* _PROBLEM TO SOLVE_
Your task is to gather the lines below that hold the string "from".

* _INPUT_
◆ ◆ ◆ ◆ ◆ ◆ ◆

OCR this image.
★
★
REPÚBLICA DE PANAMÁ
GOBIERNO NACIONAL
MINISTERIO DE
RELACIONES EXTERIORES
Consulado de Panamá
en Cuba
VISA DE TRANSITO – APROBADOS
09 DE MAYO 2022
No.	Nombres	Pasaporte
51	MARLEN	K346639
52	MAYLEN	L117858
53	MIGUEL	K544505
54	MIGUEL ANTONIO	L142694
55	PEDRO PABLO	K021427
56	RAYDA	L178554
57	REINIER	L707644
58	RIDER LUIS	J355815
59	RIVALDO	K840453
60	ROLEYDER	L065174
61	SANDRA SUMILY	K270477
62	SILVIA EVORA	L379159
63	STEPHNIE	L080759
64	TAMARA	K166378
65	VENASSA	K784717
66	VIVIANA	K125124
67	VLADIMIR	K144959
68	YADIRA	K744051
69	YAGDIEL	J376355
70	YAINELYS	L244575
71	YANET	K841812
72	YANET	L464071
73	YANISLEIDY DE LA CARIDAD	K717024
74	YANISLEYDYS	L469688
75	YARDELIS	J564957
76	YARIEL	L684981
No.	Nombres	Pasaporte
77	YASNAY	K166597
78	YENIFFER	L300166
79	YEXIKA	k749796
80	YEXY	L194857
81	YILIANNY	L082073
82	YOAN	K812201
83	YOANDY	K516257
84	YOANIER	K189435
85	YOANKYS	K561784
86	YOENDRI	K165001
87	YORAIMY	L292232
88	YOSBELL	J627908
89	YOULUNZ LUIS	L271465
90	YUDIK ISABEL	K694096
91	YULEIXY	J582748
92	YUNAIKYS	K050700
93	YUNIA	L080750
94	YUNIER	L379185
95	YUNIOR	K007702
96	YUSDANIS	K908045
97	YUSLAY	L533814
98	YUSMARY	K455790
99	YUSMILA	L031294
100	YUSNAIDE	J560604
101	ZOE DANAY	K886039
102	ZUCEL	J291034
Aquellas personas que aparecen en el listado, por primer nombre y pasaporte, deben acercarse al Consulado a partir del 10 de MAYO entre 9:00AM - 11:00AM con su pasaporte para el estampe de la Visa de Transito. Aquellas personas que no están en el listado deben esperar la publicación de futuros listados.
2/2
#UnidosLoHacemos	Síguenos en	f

◆ ◆ ◆ ◆ ◆ ◆ ◆

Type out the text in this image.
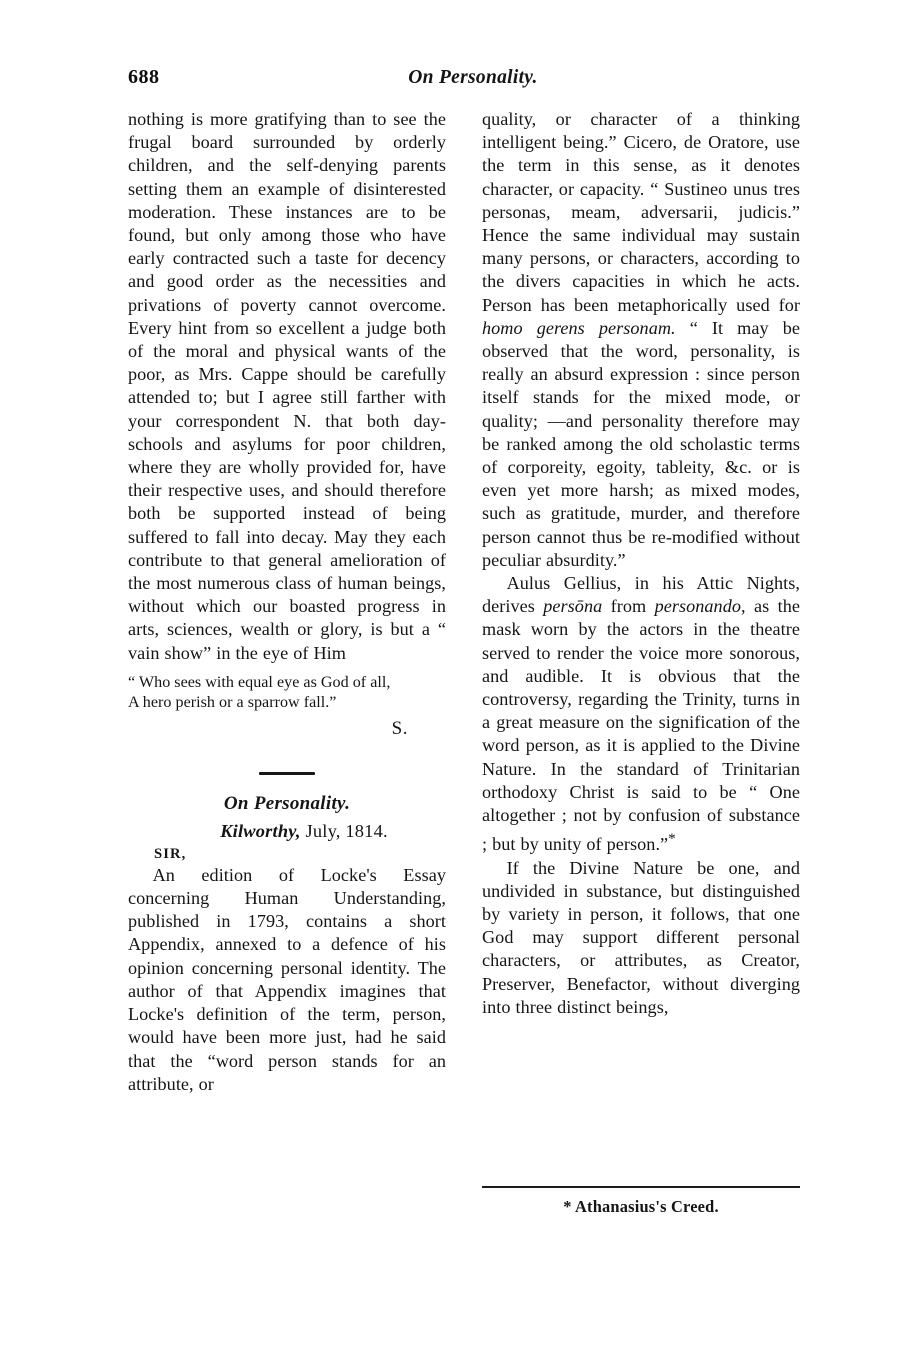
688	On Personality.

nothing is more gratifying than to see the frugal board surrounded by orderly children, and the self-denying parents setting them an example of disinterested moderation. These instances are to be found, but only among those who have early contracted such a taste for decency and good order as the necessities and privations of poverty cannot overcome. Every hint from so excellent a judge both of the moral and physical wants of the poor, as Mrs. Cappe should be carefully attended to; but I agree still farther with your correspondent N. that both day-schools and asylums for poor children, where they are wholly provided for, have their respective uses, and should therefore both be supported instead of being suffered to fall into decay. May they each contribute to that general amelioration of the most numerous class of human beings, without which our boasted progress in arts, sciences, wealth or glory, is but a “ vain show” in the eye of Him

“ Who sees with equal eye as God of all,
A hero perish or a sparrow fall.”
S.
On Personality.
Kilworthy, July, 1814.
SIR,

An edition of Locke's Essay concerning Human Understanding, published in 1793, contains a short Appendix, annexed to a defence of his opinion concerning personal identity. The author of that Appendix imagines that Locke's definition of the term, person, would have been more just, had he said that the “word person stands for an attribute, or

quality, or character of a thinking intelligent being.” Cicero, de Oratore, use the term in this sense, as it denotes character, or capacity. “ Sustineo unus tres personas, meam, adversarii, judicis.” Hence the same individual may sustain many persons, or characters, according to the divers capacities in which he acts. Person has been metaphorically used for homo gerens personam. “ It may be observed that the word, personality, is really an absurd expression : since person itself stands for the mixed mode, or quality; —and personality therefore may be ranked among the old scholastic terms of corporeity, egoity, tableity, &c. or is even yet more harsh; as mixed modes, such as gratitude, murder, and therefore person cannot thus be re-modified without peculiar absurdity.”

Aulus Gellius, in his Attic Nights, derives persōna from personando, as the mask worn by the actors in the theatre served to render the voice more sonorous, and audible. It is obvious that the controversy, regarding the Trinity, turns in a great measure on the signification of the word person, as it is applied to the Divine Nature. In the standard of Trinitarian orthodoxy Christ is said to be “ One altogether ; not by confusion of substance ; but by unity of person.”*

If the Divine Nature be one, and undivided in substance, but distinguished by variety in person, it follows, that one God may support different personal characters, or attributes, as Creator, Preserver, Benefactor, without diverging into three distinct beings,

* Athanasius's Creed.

◆ ◆ ◆ ◆ ◆ ◆ ◆

* _OUTPUT OF THE EXERCISE_
nothing is more gratifying than to see the frugal board surrounded by orderly children, and the self-denying parents setting them an example of disinterested moderation. These instances are to be found, but only among those who have early contracted such a taste for decency and good order as the necessities and privations of poverty cannot overcome. Every hint from so excellent a judge both of the moral and physical wants of the poor, as Mrs. Cappe should be carefully attended to; but I agree still farther with your correspondent N. that both day-schools and asylums for poor children, where they are wholly provided for, have their respective uses, and should therefore both be supported instead of being suffered to fall into decay. May they each contribute to that general amelioration of the most numerous class of human beings, without which our boasted progress in arts, sciences, wealth or glory, is but a “ vain show” in the eye of Him
Aulus Gellius, in his Attic Nights, derives persōna from personando, as the mask worn by the actors in the theatre served to render the voice more sonorous, and audible. It is obvious that the controversy, regarding the Trinity, turns in a great measure on the signification of the word person, as it is applied to the Divine Nature. In the standard of Trinitarian orthodoxy Christ is said to be “ One altogether ; not by confusion of substance ; but by unity of person.”*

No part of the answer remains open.